Required task:
Each line that includes "name" counts once; give the total and nothing besides.

(Source data)

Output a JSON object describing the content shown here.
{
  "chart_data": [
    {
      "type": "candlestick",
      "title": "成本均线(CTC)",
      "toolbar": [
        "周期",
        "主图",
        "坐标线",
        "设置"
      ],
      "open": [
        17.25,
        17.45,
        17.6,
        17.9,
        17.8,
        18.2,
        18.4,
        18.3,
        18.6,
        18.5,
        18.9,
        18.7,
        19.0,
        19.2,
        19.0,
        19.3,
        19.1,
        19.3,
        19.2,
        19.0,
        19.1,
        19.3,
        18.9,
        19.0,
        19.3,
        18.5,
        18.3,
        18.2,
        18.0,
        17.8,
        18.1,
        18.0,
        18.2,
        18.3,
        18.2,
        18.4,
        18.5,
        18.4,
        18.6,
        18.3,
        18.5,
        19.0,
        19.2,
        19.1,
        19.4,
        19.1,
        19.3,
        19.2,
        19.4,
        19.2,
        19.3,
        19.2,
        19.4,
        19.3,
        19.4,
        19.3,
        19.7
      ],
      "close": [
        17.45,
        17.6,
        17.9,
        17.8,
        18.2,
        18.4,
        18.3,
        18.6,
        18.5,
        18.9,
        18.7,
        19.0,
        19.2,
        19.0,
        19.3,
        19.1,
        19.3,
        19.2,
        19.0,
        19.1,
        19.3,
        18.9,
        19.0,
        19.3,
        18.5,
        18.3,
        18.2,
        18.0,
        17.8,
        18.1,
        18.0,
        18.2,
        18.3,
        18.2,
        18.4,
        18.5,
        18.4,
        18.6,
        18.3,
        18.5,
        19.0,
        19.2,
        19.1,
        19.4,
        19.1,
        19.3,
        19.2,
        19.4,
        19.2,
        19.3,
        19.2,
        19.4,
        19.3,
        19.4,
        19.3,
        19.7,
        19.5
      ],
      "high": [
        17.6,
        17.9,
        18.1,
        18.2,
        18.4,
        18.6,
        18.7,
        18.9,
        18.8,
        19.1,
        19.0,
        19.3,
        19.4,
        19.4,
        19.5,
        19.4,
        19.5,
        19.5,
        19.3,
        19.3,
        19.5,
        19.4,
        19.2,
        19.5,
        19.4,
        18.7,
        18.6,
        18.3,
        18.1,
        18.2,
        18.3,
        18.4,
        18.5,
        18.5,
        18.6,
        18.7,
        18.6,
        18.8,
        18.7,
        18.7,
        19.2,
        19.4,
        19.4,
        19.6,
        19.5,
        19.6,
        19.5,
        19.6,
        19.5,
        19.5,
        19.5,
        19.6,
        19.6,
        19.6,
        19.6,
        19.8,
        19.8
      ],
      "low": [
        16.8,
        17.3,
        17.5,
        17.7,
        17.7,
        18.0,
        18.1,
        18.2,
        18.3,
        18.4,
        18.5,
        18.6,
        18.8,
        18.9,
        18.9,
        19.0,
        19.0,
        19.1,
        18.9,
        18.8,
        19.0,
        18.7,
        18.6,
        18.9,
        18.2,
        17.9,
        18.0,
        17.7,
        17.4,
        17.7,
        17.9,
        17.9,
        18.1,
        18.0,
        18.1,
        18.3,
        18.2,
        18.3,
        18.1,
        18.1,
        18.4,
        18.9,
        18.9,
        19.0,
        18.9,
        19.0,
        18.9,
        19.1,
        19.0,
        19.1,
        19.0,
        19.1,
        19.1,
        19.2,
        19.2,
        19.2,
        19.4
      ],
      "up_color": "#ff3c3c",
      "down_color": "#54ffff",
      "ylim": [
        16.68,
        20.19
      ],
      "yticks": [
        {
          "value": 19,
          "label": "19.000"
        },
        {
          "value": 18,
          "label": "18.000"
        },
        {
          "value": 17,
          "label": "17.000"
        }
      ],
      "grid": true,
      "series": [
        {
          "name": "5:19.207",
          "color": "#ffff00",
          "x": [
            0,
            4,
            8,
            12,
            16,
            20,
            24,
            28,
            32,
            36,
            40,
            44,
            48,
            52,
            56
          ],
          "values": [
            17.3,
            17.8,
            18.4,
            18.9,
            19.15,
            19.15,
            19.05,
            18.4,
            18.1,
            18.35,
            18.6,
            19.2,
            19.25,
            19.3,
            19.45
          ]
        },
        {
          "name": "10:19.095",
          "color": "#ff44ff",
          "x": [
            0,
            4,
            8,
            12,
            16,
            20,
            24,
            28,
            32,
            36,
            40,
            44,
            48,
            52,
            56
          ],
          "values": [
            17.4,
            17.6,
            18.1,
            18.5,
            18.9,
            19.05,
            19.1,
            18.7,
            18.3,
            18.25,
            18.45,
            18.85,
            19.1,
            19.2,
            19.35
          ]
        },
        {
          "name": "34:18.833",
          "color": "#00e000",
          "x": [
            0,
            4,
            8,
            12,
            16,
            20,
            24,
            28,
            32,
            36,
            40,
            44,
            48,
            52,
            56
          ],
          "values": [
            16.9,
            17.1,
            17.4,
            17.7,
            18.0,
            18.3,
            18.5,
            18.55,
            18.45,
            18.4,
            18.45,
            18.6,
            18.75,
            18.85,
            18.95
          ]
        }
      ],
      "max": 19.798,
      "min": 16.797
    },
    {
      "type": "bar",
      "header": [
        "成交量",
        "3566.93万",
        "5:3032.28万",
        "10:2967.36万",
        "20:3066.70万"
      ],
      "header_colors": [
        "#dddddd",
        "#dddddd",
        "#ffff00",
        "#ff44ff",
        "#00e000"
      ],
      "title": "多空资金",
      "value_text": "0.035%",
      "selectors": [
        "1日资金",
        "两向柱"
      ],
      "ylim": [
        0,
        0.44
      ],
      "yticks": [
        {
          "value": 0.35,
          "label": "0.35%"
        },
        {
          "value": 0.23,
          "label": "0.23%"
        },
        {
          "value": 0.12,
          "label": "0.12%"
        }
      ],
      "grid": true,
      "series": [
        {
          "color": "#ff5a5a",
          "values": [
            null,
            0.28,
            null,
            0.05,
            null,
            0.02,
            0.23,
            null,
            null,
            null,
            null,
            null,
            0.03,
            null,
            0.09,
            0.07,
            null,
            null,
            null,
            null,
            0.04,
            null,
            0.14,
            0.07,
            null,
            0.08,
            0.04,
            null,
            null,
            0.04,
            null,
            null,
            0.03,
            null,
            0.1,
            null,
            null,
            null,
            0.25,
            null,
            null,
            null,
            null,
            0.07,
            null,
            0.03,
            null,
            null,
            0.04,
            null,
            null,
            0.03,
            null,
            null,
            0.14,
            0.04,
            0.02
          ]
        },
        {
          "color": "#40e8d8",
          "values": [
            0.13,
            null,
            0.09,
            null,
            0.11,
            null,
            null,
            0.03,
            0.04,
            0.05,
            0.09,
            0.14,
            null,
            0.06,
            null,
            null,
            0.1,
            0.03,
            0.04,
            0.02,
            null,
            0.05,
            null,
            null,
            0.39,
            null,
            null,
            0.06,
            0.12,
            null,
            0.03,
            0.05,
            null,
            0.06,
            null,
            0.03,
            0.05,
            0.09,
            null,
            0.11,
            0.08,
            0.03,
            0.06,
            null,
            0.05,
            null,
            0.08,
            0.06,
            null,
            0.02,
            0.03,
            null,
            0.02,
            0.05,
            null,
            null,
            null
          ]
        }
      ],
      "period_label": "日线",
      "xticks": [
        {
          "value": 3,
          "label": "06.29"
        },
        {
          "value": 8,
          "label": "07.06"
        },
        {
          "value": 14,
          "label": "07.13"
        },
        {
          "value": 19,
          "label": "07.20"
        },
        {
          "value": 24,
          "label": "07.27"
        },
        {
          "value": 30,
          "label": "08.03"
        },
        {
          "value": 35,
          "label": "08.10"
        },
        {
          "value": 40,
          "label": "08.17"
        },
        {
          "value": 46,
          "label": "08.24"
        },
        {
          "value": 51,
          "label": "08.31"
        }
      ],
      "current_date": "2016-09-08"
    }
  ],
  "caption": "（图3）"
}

Exercise response:
3